Whenever a line below holds the word "года", copy that line.
— BEGIN Data entries —
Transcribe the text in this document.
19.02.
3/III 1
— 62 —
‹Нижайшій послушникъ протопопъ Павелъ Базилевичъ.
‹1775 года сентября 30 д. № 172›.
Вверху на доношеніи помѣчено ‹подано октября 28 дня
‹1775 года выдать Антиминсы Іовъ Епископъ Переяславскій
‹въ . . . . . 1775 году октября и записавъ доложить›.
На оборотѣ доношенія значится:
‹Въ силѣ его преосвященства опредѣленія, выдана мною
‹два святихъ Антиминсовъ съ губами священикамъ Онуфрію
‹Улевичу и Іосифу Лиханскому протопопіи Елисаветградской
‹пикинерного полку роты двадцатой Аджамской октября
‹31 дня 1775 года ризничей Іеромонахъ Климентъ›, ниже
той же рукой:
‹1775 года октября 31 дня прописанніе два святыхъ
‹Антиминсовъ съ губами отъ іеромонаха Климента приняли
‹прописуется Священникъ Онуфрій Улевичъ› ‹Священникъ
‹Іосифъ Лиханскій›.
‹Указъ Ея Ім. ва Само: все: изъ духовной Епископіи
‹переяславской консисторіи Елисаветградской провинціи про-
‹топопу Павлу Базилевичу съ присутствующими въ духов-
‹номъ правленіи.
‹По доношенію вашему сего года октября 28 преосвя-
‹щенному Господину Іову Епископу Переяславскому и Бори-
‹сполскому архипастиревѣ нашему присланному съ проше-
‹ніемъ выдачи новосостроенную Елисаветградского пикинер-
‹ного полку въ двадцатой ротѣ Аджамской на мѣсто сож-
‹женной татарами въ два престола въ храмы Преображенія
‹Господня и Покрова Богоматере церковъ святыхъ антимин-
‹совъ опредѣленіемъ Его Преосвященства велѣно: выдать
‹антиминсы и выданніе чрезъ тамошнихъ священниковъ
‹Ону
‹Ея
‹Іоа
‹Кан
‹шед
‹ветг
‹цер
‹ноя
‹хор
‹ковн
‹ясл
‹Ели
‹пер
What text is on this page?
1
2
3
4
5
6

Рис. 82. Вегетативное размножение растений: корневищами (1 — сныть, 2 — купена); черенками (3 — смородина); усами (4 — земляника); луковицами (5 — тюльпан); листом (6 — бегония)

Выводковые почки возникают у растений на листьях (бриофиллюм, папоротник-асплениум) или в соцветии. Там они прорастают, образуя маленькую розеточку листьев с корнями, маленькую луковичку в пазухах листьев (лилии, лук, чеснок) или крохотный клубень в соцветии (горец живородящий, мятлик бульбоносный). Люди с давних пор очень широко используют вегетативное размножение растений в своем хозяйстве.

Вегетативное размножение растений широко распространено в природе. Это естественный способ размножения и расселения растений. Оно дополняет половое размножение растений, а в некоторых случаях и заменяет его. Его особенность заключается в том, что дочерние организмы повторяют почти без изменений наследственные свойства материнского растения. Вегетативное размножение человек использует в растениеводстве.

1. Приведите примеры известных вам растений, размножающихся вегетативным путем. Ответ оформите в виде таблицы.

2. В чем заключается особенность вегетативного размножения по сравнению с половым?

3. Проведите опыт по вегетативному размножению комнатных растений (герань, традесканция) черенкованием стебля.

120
— END Data entries —
--- Response to this task ---
‹1775 года сентября 30 д. № 172›.
‹1775 года выдать Антиминсы Іовъ Епископъ Переяславскій
‹31 дня 1775 года ризничей Іеромонахъ Климентъ›, ниже
‹1775 года октября 31 дня прописанніе два святыхъ
‹По доношенію вашему сего года октября 28 преосвя-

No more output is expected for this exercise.